— begin SOURCE DATA —

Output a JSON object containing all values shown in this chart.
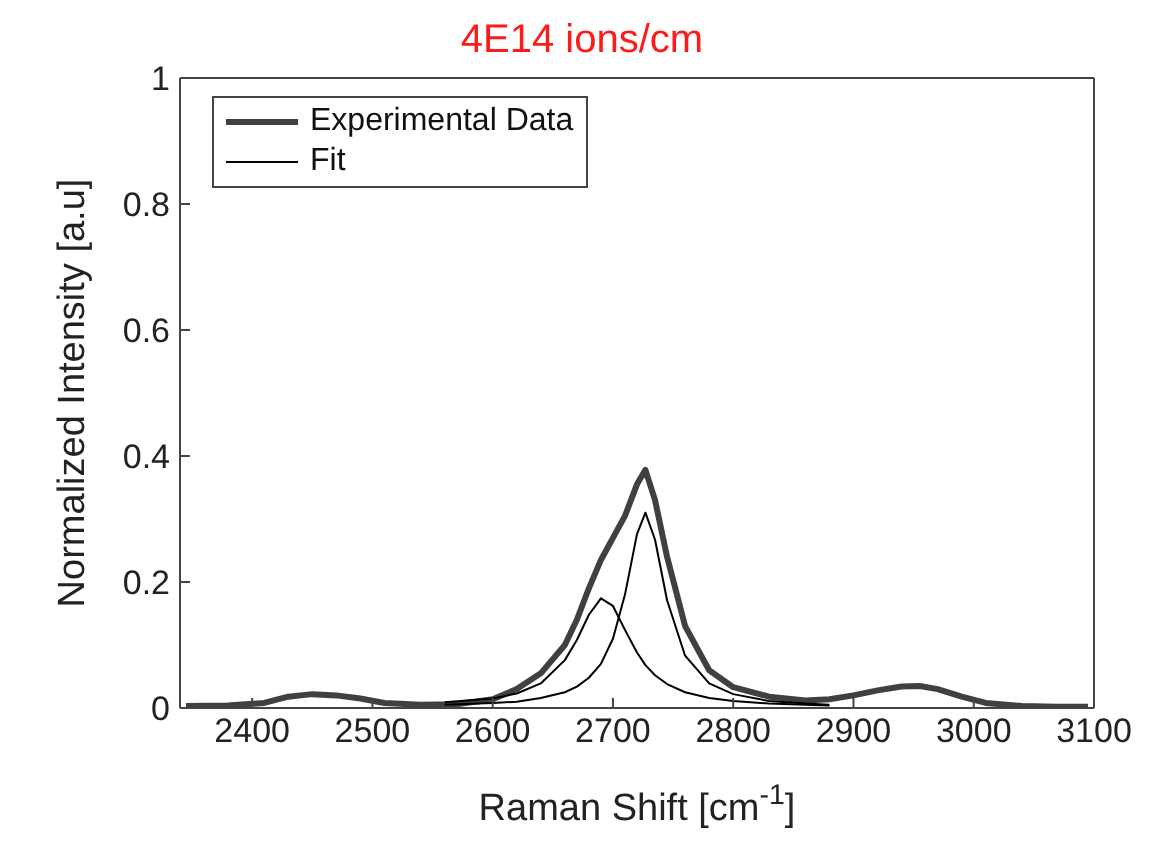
{
  "chart_data": {
    "type": "line",
    "title": "4E14 ions/cm",
    "xlabel": "Raman Shift [cm$^{-1}$]",
    "ylabel": "Normalized Intensity [a.u]",
    "xlim": [
      2340,
      3100
    ],
    "xticks": [
      2400,
      2500,
      2600,
      2700,
      2800,
      2900,
      3000,
      3100
    ],
    "ylim": [
      0,
      1
    ],
    "yticks": [
      0,
      0.2,
      0.4,
      0.6,
      0.8,
      1
    ],
    "legend": "top left",
    "marker": "none",
    "line_style": "solid",
    "series": [
      {
        "name": "Experimental Data",
        "color": "#404040",
        "x": [
          2345,
          2380,
          2410,
          2430,
          2450,
          2470,
          2490,
          2510,
          2540,
          2570,
          2600,
          2620,
          2640,
          2660,
          2670,
          2680,
          2690,
          2700,
          2710,
          2720,
          2727,
          2735,
          2745,
          2760,
          2780,
          2800,
          2830,
          2860,
          2880,
          2900,
          2920,
          2940,
          2955,
          2970,
          2990,
          3010,
          3040,
          3070,
          3095
        ],
        "values": [
          0.003,
          0.004,
          0.008,
          0.018,
          0.022,
          0.02,
          0.015,
          0.008,
          0.005,
          0.006,
          0.014,
          0.03,
          0.055,
          0.1,
          0.14,
          0.19,
          0.235,
          0.27,
          0.305,
          0.355,
          0.378,
          0.33,
          0.24,
          0.13,
          0.06,
          0.033,
          0.018,
          0.012,
          0.014,
          0.02,
          0.028,
          0.034,
          0.035,
          0.03,
          0.018,
          0.008,
          0.003,
          0.002,
          0.002
        ]
      },
      {
        "name": "Fit",
        "color": "#000000",
        "x": [
          2560,
          2600,
          2620,
          2640,
          2660,
          2670,
          2680,
          2690,
          2700,
          2710,
          2720,
          2727,
          2735,
          2745,
          2760,
          2780,
          2800,
          2830,
          2860,
          2880
        ],
        "values": [
          0.005,
          0.008,
          0.01,
          0.016,
          0.025,
          0.034,
          0.048,
          0.07,
          0.11,
          0.18,
          0.276,
          0.31,
          0.267,
          0.171,
          0.083,
          0.039,
          0.022,
          0.011,
          0.007,
          0.005
        ]
      },
      {
        "color": "#000000",
        "x": [
          2560,
          2600,
          2620,
          2640,
          2660,
          2670,
          2680,
          2690,
          2700,
          2710,
          2720,
          2727,
          2735,
          2745,
          2760,
          2780,
          2800,
          2830,
          2860,
          2880
        ],
        "values": [
          0.009,
          0.015,
          0.023,
          0.039,
          0.076,
          0.108,
          0.148,
          0.174,
          0.162,
          0.124,
          0.088,
          0.068,
          0.052,
          0.038,
          0.025,
          0.016,
          0.011,
          0.007,
          0.005,
          0.004
        ]
      }
    ]
  }
}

— end SOURCE DATA —

TASK GOAL: Without the pictures, write out all of the material exactly.

TASK RESPONSE:
Output a JSON object containing all values shown in this chart.
{
  "chart_data": {
    "type": "line",
    "title": "4E14 ions/cm",
    "xlabel": "Raman Shift [cm$^{-1}$]",
    "ylabel": "Normalized Intensity [a.u]",
    "xlim": [
      2340,
      3100
    ],
    "xticks": [
      2400,
      2500,
      2600,
      2700,
      2800,
      2900,
      3000,
      3100
    ],
    "ylim": [
      0,
      1
    ],
    "yticks": [
      0,
      0.2,
      0.4,
      0.6,
      0.8,
      1
    ],
    "legend": "top left",
    "marker": "none",
    "line_style": "solid",
    "series": [
      {
        "name": "Experimental Data",
        "color": "#404040",
        "x": [
          2345,
          2380,
          2410,
          2430,
          2450,
          2470,
          2490,
          2510,
          2540,
          2570,
          2600,
          2620,
          2640,
          2660,
          2670,
          2680,
          2690,
          2700,
          2710,
          2720,
          2727,
          2735,
          2745,
          2760,
          2780,
          2800,
          2830,
          2860,
          2880,
          2900,
          2920,
          2940,
          2955,
          2970,
          2990,
          3010,
          3040,
          3070,
          3095
        ],
        "values": [
          0.003,
          0.004,
          0.008,
          0.018,
          0.022,
          0.02,
          0.015,
          0.008,
          0.005,
          0.006,
          0.014,
          0.03,
          0.055,
          0.1,
          0.14,
          0.19,
          0.235,
          0.27,
          0.305,
          0.355,
          0.378,
          0.33,
          0.24,
          0.13,
          0.06,
          0.033,
          0.018,
          0.012,
          0.014,
          0.02,
          0.028,
          0.034,
          0.035,
          0.03,
          0.018,
          0.008,
          0.003,
          0.002,
          0.002
        ]
      },
      {
        "name": "Fit",
        "color": "#000000",
        "x": [
          2560,
          2600,
          2620,
          2640,
          2660,
          2670,
          2680,
          2690,
          2700,
          2710,
          2720,
          2727,
          2735,
          2745,
          2760,
          2780,
          2800,
          2830,
          2860,
          2880
        ],
        "values": [
          0.005,
          0.008,
          0.01,
          0.016,
          0.025,
          0.034,
          0.048,
          0.07,
          0.11,
          0.18,
          0.276,
          0.31,
          0.267,
          0.171,
          0.083,
          0.039,
          0.022,
          0.011,
          0.007,
          0.005
        ]
      },
      {
        "color": "#000000",
        "x": [
          2560,
          2600,
          2620,
          2640,
          2660,
          2670,
          2680,
          2690,
          2700,
          2710,
          2720,
          2727,
          2735,
          2745,
          2760,
          2780,
          2800,
          2830,
          2860,
          2880
        ],
        "values": [
          0.009,
          0.015,
          0.023,
          0.039,
          0.076,
          0.108,
          0.148,
          0.174,
          0.162,
          0.124,
          0.088,
          0.068,
          0.052,
          0.038,
          0.025,
          0.016,
          0.011,
          0.007,
          0.005,
          0.004
        ]
      }
    ]
  }
}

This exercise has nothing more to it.